> GIVEN PROBLEM: Identify the lines bearing the string "linkedin" and gather them.

> Stored data:
• • •

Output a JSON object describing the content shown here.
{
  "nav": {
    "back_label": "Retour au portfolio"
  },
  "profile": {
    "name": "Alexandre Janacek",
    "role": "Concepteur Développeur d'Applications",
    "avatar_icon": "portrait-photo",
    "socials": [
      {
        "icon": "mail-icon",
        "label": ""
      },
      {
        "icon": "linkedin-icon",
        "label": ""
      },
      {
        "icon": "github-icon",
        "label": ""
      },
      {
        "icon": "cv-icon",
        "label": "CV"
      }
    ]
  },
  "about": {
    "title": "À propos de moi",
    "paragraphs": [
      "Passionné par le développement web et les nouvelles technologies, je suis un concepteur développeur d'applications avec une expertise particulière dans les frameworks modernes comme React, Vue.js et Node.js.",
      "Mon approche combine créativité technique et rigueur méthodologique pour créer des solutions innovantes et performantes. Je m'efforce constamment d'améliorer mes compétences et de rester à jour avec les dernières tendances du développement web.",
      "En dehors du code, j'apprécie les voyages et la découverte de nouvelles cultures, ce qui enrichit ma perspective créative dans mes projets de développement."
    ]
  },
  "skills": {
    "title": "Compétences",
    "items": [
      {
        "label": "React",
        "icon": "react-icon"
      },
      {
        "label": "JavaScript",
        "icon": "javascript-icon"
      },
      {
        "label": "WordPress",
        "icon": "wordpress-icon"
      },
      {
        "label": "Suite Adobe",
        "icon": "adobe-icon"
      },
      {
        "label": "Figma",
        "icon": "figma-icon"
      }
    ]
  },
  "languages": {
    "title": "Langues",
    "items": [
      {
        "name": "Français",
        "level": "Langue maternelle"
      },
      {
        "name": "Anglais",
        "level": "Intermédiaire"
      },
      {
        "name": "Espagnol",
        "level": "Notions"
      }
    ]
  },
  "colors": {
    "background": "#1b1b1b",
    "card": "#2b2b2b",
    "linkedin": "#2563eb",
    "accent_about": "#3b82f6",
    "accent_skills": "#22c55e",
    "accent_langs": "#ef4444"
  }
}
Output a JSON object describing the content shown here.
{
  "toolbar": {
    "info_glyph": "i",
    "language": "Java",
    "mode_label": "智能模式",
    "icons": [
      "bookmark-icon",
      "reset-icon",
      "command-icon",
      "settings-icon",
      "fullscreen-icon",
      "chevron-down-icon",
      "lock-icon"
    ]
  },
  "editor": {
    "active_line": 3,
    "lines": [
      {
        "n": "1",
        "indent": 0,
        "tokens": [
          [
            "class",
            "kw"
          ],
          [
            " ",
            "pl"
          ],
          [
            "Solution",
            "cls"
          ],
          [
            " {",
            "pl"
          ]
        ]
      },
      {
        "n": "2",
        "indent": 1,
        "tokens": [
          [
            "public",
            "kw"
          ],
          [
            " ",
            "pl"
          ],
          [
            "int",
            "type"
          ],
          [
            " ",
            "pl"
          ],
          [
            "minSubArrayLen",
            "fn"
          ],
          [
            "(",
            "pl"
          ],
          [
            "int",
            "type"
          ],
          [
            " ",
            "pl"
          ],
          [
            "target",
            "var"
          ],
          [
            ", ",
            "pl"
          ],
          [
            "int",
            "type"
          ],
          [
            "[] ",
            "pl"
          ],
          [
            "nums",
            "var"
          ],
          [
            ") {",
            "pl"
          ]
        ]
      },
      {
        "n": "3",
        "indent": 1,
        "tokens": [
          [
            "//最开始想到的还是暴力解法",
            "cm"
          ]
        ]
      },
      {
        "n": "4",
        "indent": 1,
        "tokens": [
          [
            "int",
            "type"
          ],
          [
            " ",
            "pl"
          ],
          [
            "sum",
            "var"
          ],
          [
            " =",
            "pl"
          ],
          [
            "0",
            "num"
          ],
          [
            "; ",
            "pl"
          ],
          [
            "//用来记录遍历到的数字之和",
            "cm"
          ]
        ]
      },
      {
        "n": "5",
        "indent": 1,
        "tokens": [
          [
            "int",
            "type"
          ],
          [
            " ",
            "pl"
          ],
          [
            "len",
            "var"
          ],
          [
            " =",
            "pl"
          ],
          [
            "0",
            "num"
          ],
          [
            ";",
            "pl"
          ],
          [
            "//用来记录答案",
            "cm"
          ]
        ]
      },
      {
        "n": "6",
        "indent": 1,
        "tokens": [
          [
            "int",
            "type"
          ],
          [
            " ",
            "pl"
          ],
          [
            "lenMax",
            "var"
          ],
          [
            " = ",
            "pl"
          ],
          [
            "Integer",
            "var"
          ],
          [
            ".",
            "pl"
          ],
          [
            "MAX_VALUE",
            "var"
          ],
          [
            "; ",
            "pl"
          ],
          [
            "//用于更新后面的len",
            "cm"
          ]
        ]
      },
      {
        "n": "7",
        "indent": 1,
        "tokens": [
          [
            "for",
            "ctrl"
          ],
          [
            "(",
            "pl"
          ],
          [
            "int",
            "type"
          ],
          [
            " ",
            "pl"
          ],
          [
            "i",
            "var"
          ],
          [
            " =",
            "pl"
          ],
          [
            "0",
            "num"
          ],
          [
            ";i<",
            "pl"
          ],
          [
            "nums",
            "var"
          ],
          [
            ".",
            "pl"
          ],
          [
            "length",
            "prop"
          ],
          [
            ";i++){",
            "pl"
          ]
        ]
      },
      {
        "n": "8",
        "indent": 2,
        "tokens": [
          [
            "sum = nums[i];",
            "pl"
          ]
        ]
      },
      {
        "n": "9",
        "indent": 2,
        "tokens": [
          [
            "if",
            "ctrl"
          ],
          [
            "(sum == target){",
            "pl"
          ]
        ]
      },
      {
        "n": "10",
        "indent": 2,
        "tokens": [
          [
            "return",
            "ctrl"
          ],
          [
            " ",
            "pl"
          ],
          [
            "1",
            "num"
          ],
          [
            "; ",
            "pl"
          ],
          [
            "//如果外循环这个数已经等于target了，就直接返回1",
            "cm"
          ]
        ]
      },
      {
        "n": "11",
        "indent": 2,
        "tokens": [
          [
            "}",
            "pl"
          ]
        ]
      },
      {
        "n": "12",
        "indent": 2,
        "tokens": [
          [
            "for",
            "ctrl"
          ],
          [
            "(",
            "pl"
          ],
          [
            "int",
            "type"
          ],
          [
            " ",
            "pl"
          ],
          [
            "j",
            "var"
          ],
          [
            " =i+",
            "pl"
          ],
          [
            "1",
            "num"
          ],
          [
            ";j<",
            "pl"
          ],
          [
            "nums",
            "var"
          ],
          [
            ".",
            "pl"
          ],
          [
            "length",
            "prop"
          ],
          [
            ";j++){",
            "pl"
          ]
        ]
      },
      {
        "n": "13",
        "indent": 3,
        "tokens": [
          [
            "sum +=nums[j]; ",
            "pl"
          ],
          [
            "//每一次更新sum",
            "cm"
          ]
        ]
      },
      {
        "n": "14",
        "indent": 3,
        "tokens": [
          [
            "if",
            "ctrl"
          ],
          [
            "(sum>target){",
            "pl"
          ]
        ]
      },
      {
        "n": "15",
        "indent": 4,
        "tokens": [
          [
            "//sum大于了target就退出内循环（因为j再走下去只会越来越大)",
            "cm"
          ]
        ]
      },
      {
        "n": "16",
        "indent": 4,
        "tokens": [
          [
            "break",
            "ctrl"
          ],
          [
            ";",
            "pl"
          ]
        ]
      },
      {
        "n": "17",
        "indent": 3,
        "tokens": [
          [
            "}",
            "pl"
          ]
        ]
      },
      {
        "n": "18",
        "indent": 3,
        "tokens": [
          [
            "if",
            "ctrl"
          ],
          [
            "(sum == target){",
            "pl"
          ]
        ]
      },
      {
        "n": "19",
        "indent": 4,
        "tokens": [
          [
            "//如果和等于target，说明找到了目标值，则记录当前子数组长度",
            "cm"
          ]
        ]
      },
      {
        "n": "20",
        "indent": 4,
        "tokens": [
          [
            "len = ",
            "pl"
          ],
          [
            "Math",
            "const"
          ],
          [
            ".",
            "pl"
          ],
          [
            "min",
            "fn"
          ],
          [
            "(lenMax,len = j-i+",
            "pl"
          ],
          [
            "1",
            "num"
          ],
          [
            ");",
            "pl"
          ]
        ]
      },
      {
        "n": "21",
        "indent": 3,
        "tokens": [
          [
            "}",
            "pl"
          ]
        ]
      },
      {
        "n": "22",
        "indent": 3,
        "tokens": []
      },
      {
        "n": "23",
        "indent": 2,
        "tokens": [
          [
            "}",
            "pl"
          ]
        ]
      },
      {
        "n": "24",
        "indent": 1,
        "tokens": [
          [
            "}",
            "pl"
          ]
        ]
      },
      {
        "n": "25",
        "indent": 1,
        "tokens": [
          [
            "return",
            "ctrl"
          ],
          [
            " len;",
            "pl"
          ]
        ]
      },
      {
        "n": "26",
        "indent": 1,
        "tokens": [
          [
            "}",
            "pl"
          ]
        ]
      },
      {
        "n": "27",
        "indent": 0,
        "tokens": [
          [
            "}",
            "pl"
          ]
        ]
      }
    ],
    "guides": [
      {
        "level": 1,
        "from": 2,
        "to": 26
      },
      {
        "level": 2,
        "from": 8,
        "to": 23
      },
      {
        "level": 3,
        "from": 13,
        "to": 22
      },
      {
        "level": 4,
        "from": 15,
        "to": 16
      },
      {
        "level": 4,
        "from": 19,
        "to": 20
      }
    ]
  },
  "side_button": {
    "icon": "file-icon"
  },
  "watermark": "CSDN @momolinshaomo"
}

• • •

> CORRECT ANSWER:
        "icon": "linkedin-icon",
    "linkedin": "#2563eb",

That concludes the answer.